:: ENTRIES SHOWN ::

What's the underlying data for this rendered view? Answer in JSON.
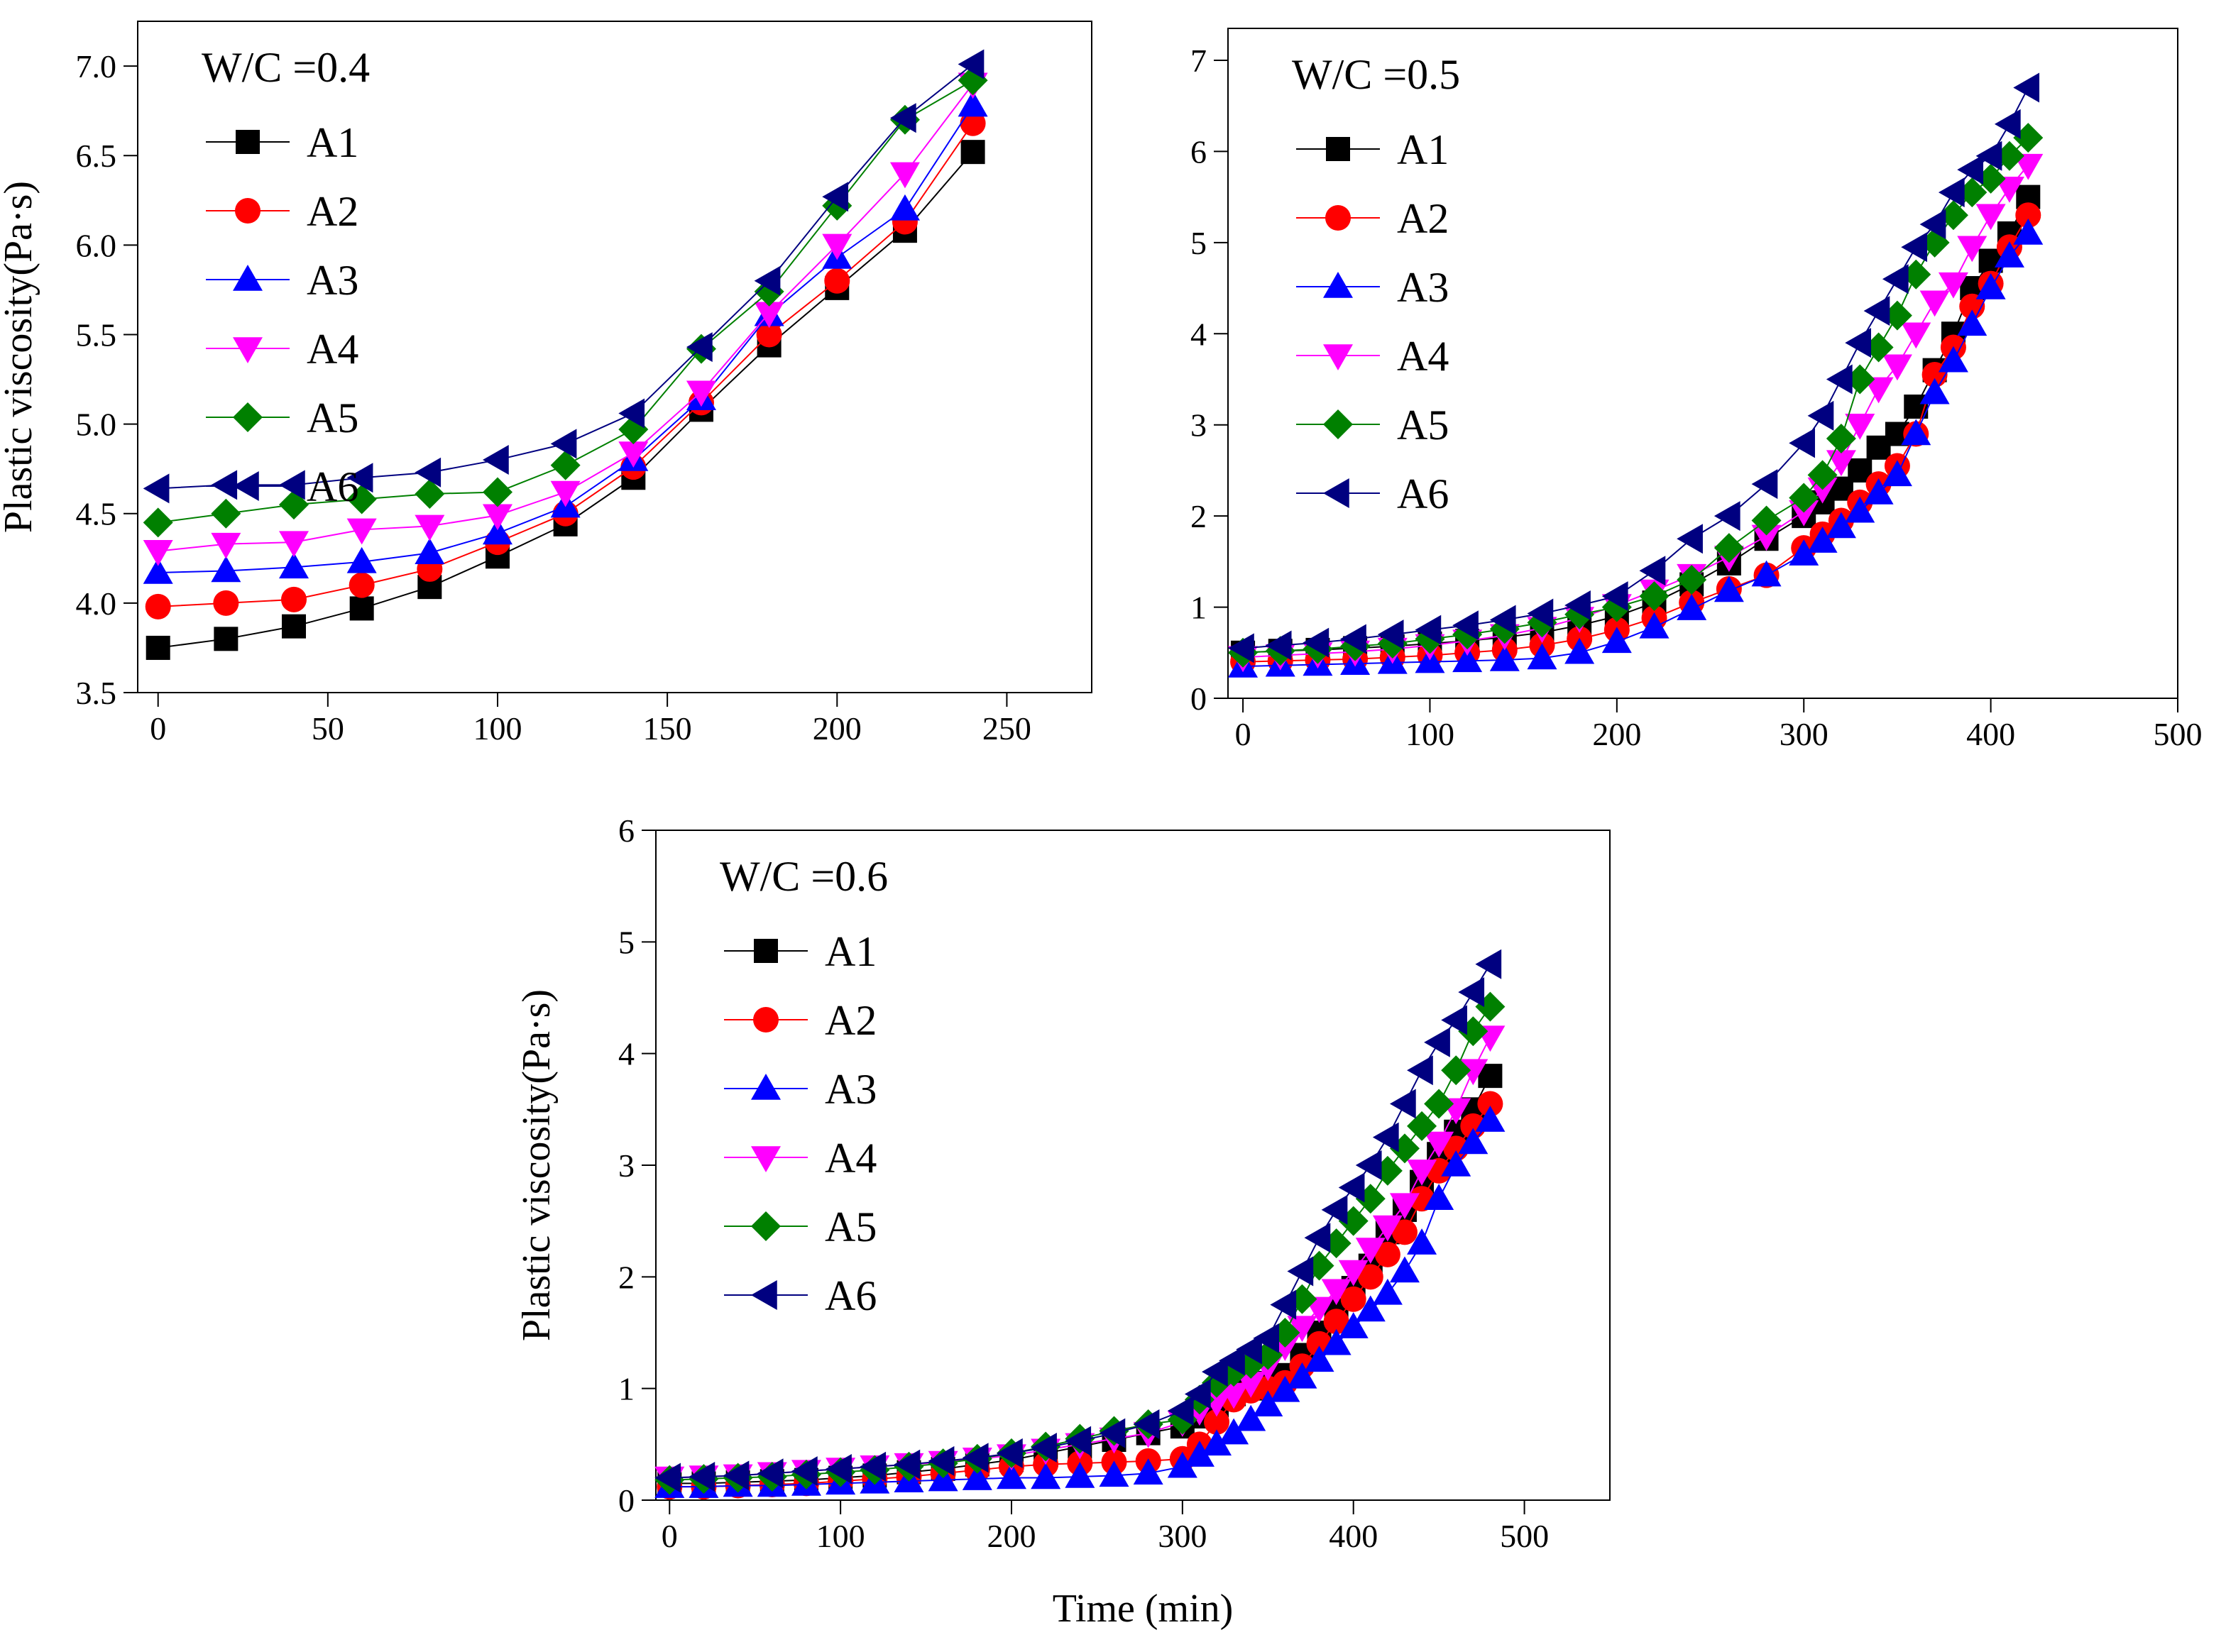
{
  "figure": {
    "shared_xlabel": "Time (min)"
  },
  "chart_data": [
    {
      "type": "line",
      "title": "W/C =0.4",
      "xlabel": "",
      "ylabel": "Plastic viscosity(Pa·s)",
      "xlim": [
        -6,
        275
      ],
      "ylim": [
        3.5,
        7.25
      ],
      "xticks": [
        0,
        50,
        100,
        150,
        200,
        250
      ],
      "yticks": [
        3.5,
        4.0,
        4.5,
        5.0,
        5.5,
        6.0,
        6.5,
        7.0
      ],
      "ytick_labels": [
        "3.5",
        "4.0",
        "4.5",
        "5.0",
        "5.5",
        "6.0",
        "6.5",
        "7.0"
      ],
      "legend_position": "top-left",
      "x": [
        0,
        20,
        40,
        60,
        80,
        100,
        120,
        140,
        160,
        180,
        200,
        220,
        240
      ],
      "series": [
        {
          "name": "A1",
          "color": "#000000",
          "marker": "square",
          "values": [
            3.75,
            3.8,
            3.87,
            3.97,
            4.09,
            4.26,
            4.44,
            4.7,
            5.08,
            5.44,
            5.76,
            6.08,
            6.52
          ]
        },
        {
          "name": "A2",
          "color": "#ff0000",
          "marker": "circle",
          "values": [
            3.98,
            4.0,
            4.02,
            4.1,
            4.19,
            4.34,
            4.5,
            4.76,
            5.12,
            5.5,
            5.8,
            6.13,
            6.68
          ]
        },
        {
          "name": "A3",
          "color": "#0000ff",
          "marker": "triangle-up",
          "values": [
            4.17,
            4.18,
            4.2,
            4.23,
            4.28,
            4.39,
            4.54,
            4.8,
            5.14,
            5.61,
            5.93,
            6.2,
            6.78
          ]
        },
        {
          "name": "A4",
          "color": "#ff00ff",
          "marker": "triangle-down",
          "values": [
            4.29,
            4.33,
            4.34,
            4.41,
            4.43,
            4.49,
            4.62,
            4.84,
            5.18,
            5.62,
            6.0,
            6.4,
            6.9
          ]
        },
        {
          "name": "A5",
          "color": "#008000",
          "marker": "diamond",
          "values": [
            4.45,
            4.5,
            4.55,
            4.58,
            4.61,
            4.62,
            4.77,
            4.97,
            5.42,
            5.74,
            6.22,
            6.7,
            6.92
          ]
        },
        {
          "name": "A6",
          "color": "#000080",
          "marker": "triangle-left",
          "values": [
            4.64,
            4.66,
            4.66,
            4.7,
            4.73,
            4.8,
            4.89,
            5.06,
            5.43,
            5.8,
            6.27,
            6.71,
            7.01
          ]
        }
      ]
    },
    {
      "type": "line",
      "title": "W/C =0.5",
      "xlabel": "",
      "ylabel": "",
      "xlim": [
        -8,
        500
      ],
      "ylim": [
        0,
        7.35
      ],
      "xticks": [
        0,
        100,
        200,
        300,
        400,
        500
      ],
      "yticks": [
        0,
        1,
        2,
        3,
        4,
        5,
        6,
        7
      ],
      "ytick_labels": [
        "0",
        "1",
        "2",
        "3",
        "4",
        "5",
        "6",
        "7"
      ],
      "legend_position": "top-left",
      "x": [
        0,
        20,
        40,
        60,
        80,
        100,
        120,
        140,
        160,
        180,
        200,
        220,
        240,
        260,
        280,
        300,
        310,
        320,
        330,
        340,
        350,
        360,
        370,
        380,
        390,
        400,
        410,
        420
      ],
      "series": [
        {
          "name": "A1",
          "color": "#000000",
          "marker": "square",
          "values": [
            0.5,
            0.52,
            0.53,
            0.55,
            0.57,
            0.6,
            0.63,
            0.67,
            0.72,
            0.8,
            0.9,
            1.05,
            1.25,
            1.48,
            1.75,
            2.0,
            2.15,
            2.3,
            2.5,
            2.75,
            2.9,
            3.2,
            3.6,
            4.0,
            4.5,
            4.8,
            5.1,
            5.5
          ]
        },
        {
          "name": "A2",
          "color": "#ff0000",
          "marker": "circle",
          "values": [
            0.4,
            0.41,
            0.42,
            0.43,
            0.45,
            0.47,
            0.5,
            0.53,
            0.58,
            0.65,
            0.75,
            0.88,
            1.05,
            1.2,
            1.35,
            1.65,
            1.8,
            1.95,
            2.15,
            2.35,
            2.55,
            2.9,
            3.55,
            3.85,
            4.3,
            4.55,
            4.95,
            5.3
          ]
        },
        {
          "name": "A3",
          "color": "#0000ff",
          "marker": "triangle-up",
          "values": [
            0.35,
            0.36,
            0.37,
            0.38,
            0.39,
            0.4,
            0.41,
            0.42,
            0.44,
            0.5,
            0.62,
            0.78,
            0.98,
            1.18,
            1.35,
            1.58,
            1.72,
            1.88,
            2.05,
            2.25,
            2.45,
            2.9,
            3.35,
            3.7,
            4.1,
            4.5,
            4.85,
            5.1
          ]
        },
        {
          "name": "A4",
          "color": "#ff00ff",
          "marker": "triangle-down",
          "values": [
            0.45,
            0.47,
            0.49,
            0.51,
            0.54,
            0.58,
            0.63,
            0.69,
            0.77,
            0.88,
            1.02,
            1.18,
            1.35,
            1.55,
            1.78,
            2.05,
            2.3,
            2.6,
            3.0,
            3.4,
            3.65,
            4.0,
            4.35,
            4.55,
            4.95,
            5.3,
            5.6,
            5.85
          ]
        },
        {
          "name": "A5",
          "color": "#008000",
          "marker": "diamond",
          "values": [
            0.5,
            0.52,
            0.54,
            0.57,
            0.6,
            0.65,
            0.7,
            0.76,
            0.83,
            0.92,
            1.0,
            1.12,
            1.3,
            1.65,
            1.95,
            2.2,
            2.45,
            2.85,
            3.5,
            3.85,
            4.2,
            4.65,
            5.0,
            5.3,
            5.55,
            5.7,
            5.95,
            6.15
          ]
        },
        {
          "name": "A6",
          "color": "#000080",
          "marker": "triangle-left",
          "values": [
            0.55,
            0.58,
            0.61,
            0.65,
            0.7,
            0.75,
            0.8,
            0.86,
            0.93,
            1.02,
            1.12,
            1.4,
            1.75,
            2.0,
            2.35,
            2.8,
            3.1,
            3.5,
            3.9,
            4.25,
            4.6,
            4.95,
            5.2,
            5.55,
            5.8,
            5.95,
            6.3,
            6.7
          ]
        }
      ]
    },
    {
      "type": "line",
      "title": "W/C =0.6",
      "xlabel": "Time (min)",
      "ylabel": "Plastic viscosity(Pa·s)",
      "xlim": [
        -8,
        550
      ],
      "ylim": [
        0,
        6
      ],
      "xticks": [
        0,
        100,
        200,
        300,
        400,
        500
      ],
      "yticks": [
        0,
        1,
        2,
        3,
        4,
        5,
        6
      ],
      "ytick_labels": [
        "0",
        "1",
        "2",
        "3",
        "4",
        "5",
        "6"
      ],
      "legend_position": "top-left",
      "x": [
        0,
        20,
        40,
        60,
        80,
        100,
        120,
        140,
        160,
        180,
        200,
        220,
        240,
        260,
        280,
        300,
        310,
        320,
        330,
        340,
        350,
        360,
        370,
        380,
        390,
        400,
        410,
        420,
        430,
        440,
        450,
        460,
        470,
        480
      ],
      "series": [
        {
          "name": "A1",
          "color": "#000000",
          "marker": "square",
          "values": [
            0.15,
            0.15,
            0.16,
            0.17,
            0.18,
            0.2,
            0.22,
            0.25,
            0.28,
            0.32,
            0.36,
            0.42,
            0.48,
            0.54,
            0.6,
            0.66,
            0.75,
            0.85,
            0.95,
            1.0,
            1.05,
            1.12,
            1.3,
            1.5,
            1.7,
            1.9,
            2.1,
            2.4,
            2.6,
            2.85,
            3.1,
            3.3,
            3.5,
            3.8
          ]
        },
        {
          "name": "A2",
          "color": "#ff0000",
          "marker": "circle",
          "values": [
            0.12,
            0.12,
            0.13,
            0.14,
            0.15,
            0.17,
            0.19,
            0.21,
            0.24,
            0.27,
            0.3,
            0.32,
            0.33,
            0.34,
            0.35,
            0.37,
            0.5,
            0.7,
            0.9,
            0.98,
            1.0,
            1.05,
            1.2,
            1.4,
            1.6,
            1.8,
            2.0,
            2.2,
            2.4,
            2.7,
            2.95,
            3.15,
            3.35,
            3.55
          ]
        },
        {
          "name": "A3",
          "color": "#0000ff",
          "marker": "triangle-up",
          "values": [
            0.12,
            0.12,
            0.13,
            0.13,
            0.14,
            0.15,
            0.16,
            0.17,
            0.18,
            0.19,
            0.2,
            0.2,
            0.21,
            0.22,
            0.24,
            0.3,
            0.4,
            0.5,
            0.6,
            0.72,
            0.85,
            0.98,
            1.1,
            1.25,
            1.4,
            1.55,
            1.7,
            1.85,
            2.05,
            2.3,
            2.7,
            3.0,
            3.2,
            3.4
          ]
        },
        {
          "name": "A4",
          "color": "#ff00ff",
          "marker": "triangle-down",
          "values": [
            0.2,
            0.21,
            0.22,
            0.24,
            0.26,
            0.28,
            0.3,
            0.32,
            0.34,
            0.37,
            0.4,
            0.45,
            0.5,
            0.55,
            0.6,
            0.7,
            0.8,
            0.88,
            0.95,
            1.05,
            1.2,
            1.38,
            1.55,
            1.72,
            1.88,
            2.05,
            2.25,
            2.45,
            2.65,
            2.95,
            3.2,
            3.5,
            3.85,
            4.15
          ]
        },
        {
          "name": "A5",
          "color": "#008000",
          "marker": "diamond",
          "values": [
            0.18,
            0.19,
            0.2,
            0.21,
            0.23,
            0.25,
            0.27,
            0.3,
            0.33,
            0.37,
            0.42,
            0.48,
            0.55,
            0.62,
            0.68,
            0.72,
            0.9,
            1.05,
            1.15,
            1.22,
            1.3,
            1.5,
            1.8,
            2.1,
            2.3,
            2.5,
            2.7,
            2.95,
            3.15,
            3.35,
            3.55,
            3.85,
            4.2,
            4.42
          ]
        },
        {
          "name": "A6",
          "color": "#000080",
          "marker": "triangle-left",
          "values": [
            0.2,
            0.21,
            0.22,
            0.24,
            0.26,
            0.28,
            0.3,
            0.32,
            0.35,
            0.38,
            0.42,
            0.47,
            0.53,
            0.6,
            0.68,
            0.8,
            0.95,
            1.15,
            1.25,
            1.35,
            1.45,
            1.75,
            2.05,
            2.35,
            2.6,
            2.8,
            3.0,
            3.25,
            3.55,
            3.85,
            4.1,
            4.3,
            4.55,
            4.8
          ]
        }
      ]
    }
  ]
}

:::

Copy each line of the listing that includes "Time".

    "shared_xlabel": "Time (min)"
      "xlabel": "Time (min)",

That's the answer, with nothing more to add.